■ WHAT IS NEEDED: Without omitting anything, retype the data that follows.

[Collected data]
■ ■ ■
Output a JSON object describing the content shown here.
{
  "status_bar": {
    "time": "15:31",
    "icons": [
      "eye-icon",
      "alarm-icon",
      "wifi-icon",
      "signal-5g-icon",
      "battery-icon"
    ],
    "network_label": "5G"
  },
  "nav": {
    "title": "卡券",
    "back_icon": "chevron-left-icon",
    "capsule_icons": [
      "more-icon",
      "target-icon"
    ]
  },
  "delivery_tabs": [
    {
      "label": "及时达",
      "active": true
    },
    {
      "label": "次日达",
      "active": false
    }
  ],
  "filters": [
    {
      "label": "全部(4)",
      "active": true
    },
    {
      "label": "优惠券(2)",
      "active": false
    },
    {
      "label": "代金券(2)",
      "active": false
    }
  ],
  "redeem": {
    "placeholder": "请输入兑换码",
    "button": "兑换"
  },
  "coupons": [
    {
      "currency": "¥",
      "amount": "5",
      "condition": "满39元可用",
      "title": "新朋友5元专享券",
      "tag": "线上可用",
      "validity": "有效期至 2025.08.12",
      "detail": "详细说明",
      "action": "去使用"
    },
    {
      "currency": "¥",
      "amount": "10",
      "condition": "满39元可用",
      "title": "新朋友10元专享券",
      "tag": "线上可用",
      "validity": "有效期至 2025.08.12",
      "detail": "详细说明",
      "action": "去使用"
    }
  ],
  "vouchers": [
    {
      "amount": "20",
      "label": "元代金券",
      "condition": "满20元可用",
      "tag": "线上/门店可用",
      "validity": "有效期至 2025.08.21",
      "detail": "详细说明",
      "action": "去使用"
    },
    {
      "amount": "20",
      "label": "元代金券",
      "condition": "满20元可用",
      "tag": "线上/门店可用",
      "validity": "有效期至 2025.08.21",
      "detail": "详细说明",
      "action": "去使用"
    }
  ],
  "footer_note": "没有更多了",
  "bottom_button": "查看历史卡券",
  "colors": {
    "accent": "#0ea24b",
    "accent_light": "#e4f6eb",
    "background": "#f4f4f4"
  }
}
■ ■ ■
■ EXPECTED OUTPUT:
Output a JSON object describing the content shown here.
{
  "status_bar": {
    "time": "15:31",
    "icons": [
      "eye-icon",
      "alarm-icon",
      "wifi-icon",
      "signal-5g-icon",
      "battery-icon"
    ],
    "network_label": "5G"
  },
  "nav": {
    "title": "卡券",
    "back_icon": "chevron-left-icon",
    "capsule_icons": [
      "more-icon",
      "target-icon"
    ]
  },
  "delivery_tabs": [
    {
      "label": "及时达",
      "active": true
    },
    {
      "label": "次日达",
      "active": false
    }
  ],
  "filters": [
    {
      "label": "全部(4)",
      "active": true
    },
    {
      "label": "优惠券(2)",
      "active": false
    },
    {
      "label": "代金券(2)",
      "active": false
    }
  ],
  "redeem": {
    "placeholder": "请输入兑换码",
    "button": "兑换"
  },
  "coupons": [
    {
      "currency": "¥",
      "amount": "5",
      "condition": "满39元可用",
      "title": "新朋友5元专享券",
      "tag": "线上可用",
      "validity": "有效期至 2025.08.12",
      "detail": "详细说明",
      "action": "去使用"
    },
    {
      "currency": "¥",
      "amount": "10",
      "condition": "满39元可用",
      "title": "新朋友10元专享券",
      "tag": "线上可用",
      "validity": "有效期至 2025.08.12",
      "detail": "详细说明",
      "action": "去使用"
    }
  ],
  "vouchers": [
    {
      "amount": "20",
      "label": "元代金券",
      "condition": "满20元可用",
      "tag": "线上/门店可用",
      "validity": "有效期至 2025.08.21",
      "detail": "详细说明",
      "action": "去使用"
    },
    {
      "amount": "20",
      "label": "元代金券",
      "condition": "满20元可用",
      "tag": "线上/门店可用",
      "validity": "有效期至 2025.08.21",
      "detail": "详细说明",
      "action": "去使用"
    }
  ],
  "footer_note": "没有更多了",
  "bottom_button": "查看历史卡券",
  "colors": {
    "accent": "#0ea24b",
    "accent_light": "#e4f6eb",
    "background": "#f4f4f4"
  }
}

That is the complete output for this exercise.